## INFORMATION GIVEN
____________

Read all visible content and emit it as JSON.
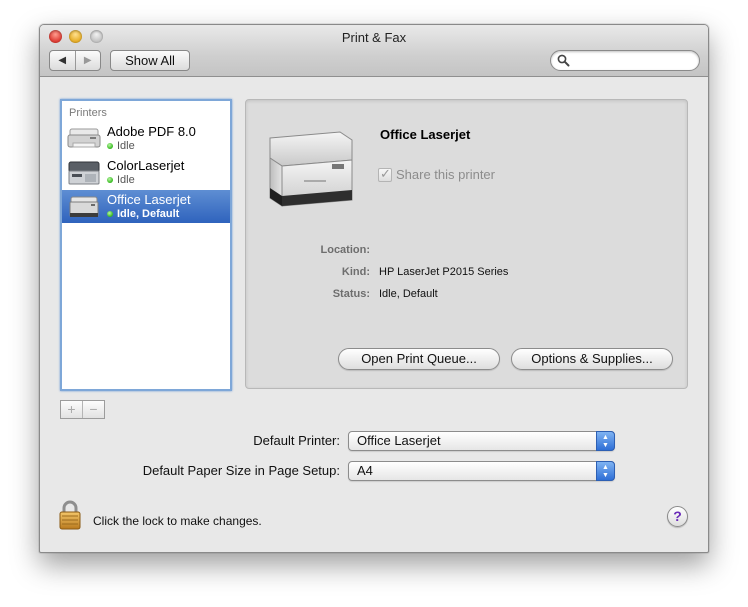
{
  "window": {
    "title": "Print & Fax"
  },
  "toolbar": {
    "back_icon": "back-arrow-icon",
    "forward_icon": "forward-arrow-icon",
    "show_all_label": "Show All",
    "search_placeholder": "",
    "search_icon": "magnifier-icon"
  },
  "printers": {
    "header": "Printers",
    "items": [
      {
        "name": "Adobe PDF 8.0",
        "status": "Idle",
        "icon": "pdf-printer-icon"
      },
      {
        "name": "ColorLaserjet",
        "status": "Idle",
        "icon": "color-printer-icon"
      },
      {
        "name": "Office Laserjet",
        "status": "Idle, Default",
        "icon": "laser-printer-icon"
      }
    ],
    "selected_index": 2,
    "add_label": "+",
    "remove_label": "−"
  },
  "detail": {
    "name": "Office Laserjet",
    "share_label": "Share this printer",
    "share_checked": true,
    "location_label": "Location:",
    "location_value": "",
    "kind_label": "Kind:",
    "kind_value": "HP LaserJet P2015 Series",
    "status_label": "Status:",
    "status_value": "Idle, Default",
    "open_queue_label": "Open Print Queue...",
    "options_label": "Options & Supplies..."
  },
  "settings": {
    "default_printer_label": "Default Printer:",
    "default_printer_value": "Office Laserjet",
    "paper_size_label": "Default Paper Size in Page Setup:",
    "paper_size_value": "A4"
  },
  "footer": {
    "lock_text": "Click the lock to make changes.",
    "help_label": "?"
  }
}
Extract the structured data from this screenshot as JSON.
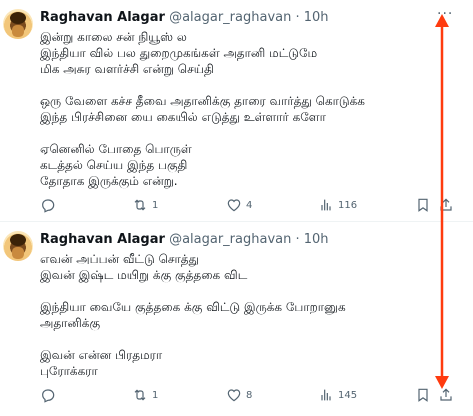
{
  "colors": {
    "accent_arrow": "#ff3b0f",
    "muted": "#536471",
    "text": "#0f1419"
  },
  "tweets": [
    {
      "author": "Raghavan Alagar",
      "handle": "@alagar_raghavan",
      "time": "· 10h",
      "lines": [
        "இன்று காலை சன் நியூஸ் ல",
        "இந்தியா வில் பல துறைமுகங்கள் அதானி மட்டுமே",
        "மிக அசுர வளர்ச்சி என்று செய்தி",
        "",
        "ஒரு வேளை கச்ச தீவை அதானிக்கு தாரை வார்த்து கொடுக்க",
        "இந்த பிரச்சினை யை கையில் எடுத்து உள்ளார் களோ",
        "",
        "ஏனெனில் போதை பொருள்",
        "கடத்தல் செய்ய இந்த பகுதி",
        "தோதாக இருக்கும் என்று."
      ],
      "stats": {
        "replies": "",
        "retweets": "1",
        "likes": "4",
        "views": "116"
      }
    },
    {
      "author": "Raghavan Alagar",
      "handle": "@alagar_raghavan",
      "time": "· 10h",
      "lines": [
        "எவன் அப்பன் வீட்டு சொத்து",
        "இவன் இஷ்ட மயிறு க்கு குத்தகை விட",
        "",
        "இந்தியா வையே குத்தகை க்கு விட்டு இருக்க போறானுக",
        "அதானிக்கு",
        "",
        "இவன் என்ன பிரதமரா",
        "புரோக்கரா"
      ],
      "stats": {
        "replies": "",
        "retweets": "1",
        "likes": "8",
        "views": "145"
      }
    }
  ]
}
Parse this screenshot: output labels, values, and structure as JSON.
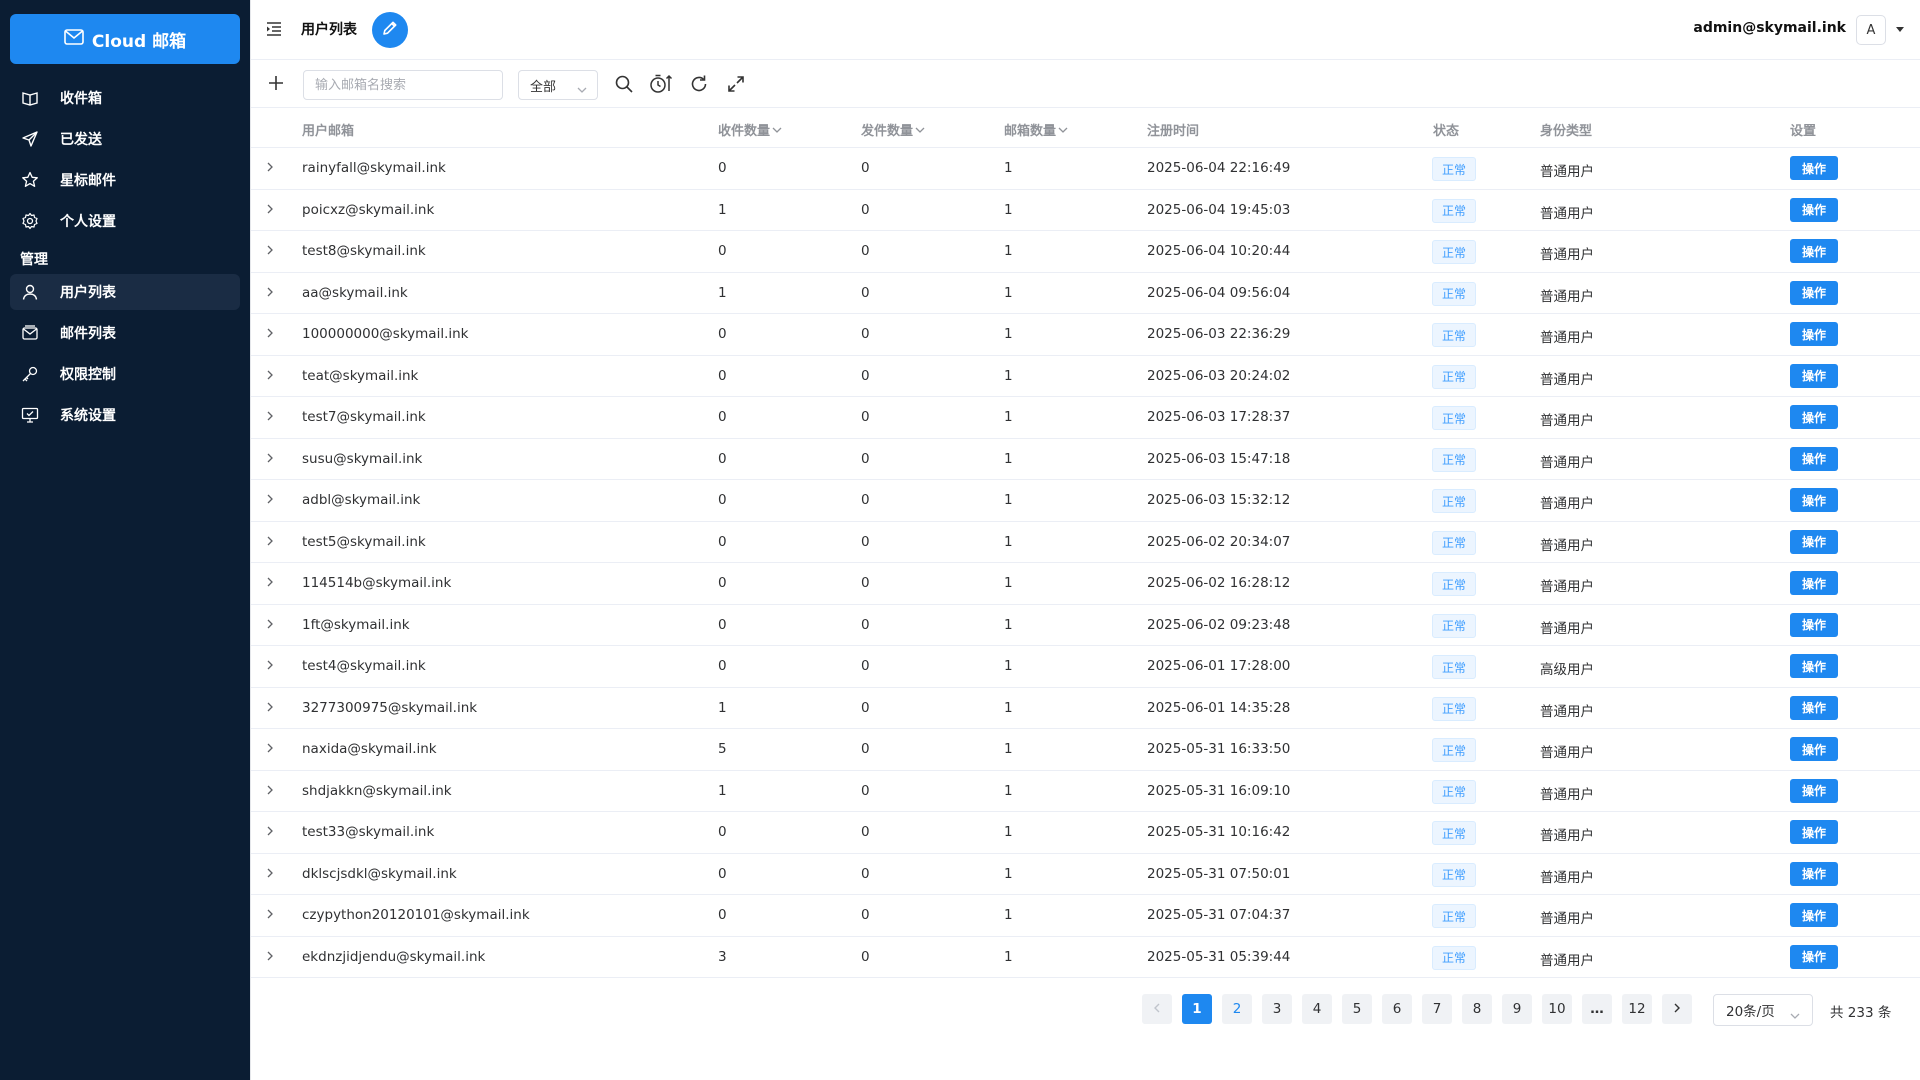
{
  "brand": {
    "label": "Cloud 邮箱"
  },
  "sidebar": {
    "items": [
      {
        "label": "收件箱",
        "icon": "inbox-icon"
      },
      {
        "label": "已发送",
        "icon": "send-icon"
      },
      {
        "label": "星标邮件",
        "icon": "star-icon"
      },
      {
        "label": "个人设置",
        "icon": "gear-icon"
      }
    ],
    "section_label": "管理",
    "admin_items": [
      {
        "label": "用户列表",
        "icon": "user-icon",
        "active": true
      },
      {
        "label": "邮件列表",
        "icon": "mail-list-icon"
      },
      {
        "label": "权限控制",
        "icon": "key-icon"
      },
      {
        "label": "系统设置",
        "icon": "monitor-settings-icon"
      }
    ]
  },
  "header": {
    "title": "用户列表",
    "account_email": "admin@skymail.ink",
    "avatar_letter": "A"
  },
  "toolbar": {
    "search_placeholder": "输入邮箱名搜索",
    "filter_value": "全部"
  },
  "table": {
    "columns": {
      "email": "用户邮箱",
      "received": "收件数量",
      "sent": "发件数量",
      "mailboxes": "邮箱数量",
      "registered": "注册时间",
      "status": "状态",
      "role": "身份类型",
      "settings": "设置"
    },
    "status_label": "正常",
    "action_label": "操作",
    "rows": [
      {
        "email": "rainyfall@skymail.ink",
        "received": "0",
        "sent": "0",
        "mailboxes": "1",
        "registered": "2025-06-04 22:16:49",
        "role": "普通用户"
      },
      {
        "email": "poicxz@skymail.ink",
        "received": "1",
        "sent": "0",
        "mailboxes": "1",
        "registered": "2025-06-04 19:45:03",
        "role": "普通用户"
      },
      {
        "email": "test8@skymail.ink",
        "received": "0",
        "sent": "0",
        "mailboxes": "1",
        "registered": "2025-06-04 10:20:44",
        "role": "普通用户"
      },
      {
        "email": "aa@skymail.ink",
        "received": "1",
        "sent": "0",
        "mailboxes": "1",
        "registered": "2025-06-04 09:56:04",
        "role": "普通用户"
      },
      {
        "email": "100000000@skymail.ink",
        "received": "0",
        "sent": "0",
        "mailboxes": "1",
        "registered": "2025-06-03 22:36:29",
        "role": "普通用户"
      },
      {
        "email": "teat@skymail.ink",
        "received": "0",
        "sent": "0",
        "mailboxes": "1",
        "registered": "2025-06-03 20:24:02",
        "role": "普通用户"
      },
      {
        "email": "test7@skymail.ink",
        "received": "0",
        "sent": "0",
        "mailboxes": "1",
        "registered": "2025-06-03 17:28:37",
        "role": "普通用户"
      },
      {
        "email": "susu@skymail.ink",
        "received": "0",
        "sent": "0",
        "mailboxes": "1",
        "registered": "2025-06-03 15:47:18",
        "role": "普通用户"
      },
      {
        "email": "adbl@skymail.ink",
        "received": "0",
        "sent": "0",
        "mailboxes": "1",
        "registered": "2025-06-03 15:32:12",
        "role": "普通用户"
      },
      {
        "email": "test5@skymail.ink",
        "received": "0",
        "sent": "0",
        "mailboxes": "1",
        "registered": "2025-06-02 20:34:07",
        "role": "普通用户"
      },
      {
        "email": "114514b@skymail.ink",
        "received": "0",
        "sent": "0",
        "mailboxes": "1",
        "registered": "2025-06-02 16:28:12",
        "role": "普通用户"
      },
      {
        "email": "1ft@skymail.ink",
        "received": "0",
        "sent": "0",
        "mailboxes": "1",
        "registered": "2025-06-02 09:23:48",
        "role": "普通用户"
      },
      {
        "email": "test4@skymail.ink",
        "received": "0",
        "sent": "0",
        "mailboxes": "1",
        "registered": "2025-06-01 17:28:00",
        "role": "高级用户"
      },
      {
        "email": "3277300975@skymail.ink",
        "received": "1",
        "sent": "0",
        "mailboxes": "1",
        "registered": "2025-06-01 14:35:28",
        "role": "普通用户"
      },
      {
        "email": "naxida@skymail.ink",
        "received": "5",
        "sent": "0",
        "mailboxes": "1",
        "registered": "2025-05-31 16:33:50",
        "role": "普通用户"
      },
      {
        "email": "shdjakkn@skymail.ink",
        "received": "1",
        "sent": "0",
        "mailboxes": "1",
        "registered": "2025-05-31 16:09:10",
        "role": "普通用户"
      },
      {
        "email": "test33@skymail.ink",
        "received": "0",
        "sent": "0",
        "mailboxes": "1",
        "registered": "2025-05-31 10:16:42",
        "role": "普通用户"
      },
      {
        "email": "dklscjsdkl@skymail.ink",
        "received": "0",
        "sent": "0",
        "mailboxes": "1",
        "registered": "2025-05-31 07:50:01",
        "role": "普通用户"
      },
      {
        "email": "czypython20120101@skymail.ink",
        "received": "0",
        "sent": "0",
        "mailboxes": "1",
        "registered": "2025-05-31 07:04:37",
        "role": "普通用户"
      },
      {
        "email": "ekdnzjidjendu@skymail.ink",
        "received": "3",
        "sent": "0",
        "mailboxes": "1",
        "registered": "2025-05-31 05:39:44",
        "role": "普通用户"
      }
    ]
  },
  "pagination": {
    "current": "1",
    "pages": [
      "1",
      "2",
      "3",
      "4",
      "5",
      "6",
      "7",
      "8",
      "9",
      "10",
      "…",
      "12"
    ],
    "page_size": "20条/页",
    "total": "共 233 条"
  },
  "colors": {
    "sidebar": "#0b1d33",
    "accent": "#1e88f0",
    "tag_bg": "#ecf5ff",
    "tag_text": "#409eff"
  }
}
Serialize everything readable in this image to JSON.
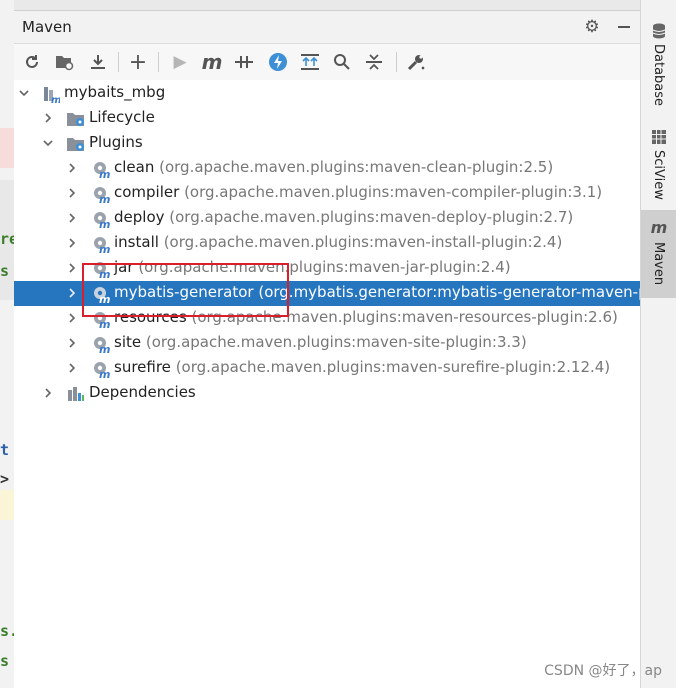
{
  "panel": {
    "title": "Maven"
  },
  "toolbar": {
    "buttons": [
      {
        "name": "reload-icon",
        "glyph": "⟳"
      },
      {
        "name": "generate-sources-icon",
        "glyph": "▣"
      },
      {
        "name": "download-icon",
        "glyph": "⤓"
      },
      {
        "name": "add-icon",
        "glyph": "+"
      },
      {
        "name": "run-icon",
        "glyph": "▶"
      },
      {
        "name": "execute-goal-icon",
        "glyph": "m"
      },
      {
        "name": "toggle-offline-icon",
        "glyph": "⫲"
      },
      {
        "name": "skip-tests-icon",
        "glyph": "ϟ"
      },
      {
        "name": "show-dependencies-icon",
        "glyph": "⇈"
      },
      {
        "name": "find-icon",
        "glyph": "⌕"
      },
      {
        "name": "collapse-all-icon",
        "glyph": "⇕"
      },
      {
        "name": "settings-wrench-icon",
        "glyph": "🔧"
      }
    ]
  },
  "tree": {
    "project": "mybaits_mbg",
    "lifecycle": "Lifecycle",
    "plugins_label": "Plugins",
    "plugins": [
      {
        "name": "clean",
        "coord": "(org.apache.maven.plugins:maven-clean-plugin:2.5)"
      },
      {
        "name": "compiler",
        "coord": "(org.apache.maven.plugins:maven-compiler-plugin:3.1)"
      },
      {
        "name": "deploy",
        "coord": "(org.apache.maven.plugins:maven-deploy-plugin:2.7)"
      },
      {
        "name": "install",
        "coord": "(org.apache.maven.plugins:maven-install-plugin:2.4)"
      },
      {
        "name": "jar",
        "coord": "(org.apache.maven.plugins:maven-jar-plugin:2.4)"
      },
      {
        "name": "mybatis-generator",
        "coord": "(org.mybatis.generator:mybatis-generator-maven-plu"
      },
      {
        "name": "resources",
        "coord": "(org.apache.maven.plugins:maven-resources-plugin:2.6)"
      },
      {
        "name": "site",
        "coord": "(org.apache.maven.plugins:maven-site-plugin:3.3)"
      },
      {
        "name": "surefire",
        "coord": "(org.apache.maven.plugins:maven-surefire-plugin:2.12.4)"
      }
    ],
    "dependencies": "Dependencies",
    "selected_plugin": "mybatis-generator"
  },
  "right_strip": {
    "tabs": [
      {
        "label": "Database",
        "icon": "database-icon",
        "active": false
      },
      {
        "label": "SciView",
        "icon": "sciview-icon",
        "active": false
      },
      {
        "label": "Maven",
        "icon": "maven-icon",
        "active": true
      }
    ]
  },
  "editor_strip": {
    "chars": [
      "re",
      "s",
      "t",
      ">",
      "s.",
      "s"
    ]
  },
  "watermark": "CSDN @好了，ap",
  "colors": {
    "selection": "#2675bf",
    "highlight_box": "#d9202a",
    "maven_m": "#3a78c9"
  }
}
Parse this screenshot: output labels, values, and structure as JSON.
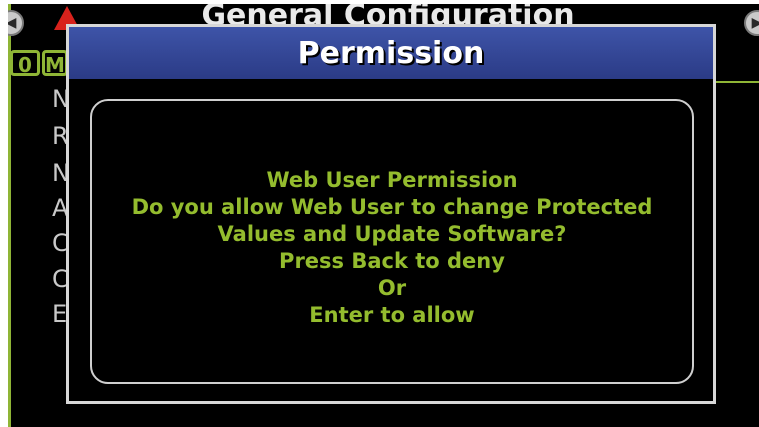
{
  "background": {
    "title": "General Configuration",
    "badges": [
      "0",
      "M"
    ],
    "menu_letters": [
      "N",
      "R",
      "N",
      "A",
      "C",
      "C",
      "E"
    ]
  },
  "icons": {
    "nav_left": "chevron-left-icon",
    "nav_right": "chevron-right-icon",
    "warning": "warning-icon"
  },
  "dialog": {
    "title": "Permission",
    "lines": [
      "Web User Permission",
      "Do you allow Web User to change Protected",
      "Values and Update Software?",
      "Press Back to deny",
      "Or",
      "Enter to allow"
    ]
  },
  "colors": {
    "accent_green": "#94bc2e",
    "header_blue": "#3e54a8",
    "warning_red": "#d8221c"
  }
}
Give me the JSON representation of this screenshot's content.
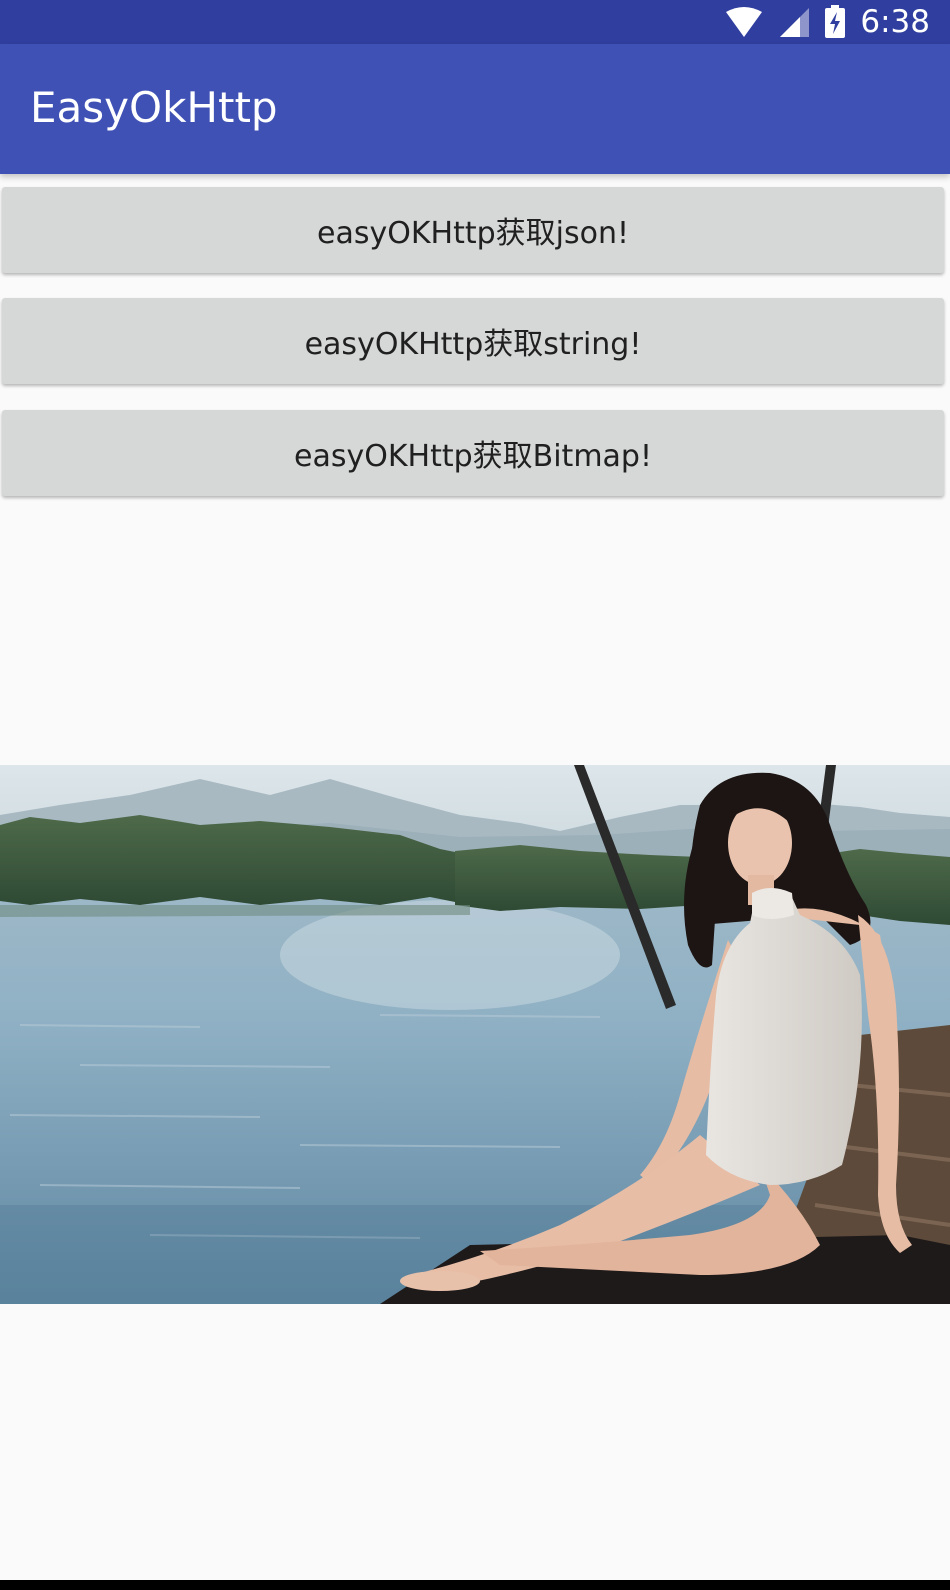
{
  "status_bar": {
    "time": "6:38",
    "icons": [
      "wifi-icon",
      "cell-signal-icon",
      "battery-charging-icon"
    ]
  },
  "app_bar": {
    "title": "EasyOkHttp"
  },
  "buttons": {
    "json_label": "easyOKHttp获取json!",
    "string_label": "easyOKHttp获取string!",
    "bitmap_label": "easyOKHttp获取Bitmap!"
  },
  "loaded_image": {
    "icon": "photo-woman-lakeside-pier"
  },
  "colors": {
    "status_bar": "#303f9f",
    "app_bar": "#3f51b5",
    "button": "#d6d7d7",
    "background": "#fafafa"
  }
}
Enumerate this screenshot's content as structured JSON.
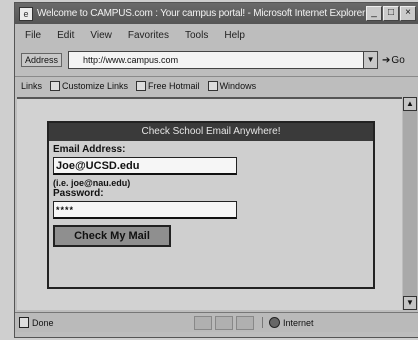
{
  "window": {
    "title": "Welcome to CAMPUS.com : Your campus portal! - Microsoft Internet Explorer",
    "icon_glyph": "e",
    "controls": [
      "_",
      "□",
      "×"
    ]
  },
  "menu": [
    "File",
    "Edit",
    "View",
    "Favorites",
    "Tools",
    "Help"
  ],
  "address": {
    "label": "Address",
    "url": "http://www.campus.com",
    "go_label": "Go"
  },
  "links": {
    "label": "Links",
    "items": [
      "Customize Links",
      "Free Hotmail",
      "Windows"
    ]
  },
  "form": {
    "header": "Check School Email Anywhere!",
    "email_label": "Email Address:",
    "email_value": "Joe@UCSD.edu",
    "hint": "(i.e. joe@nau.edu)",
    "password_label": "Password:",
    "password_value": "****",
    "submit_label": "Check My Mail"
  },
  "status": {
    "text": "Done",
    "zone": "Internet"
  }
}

____________

## DIRECTIONS FOR THIS TASK
Provide the number of lines containing the string "Office", with no other output.

## OUTPUT OF THE EXERCISE
3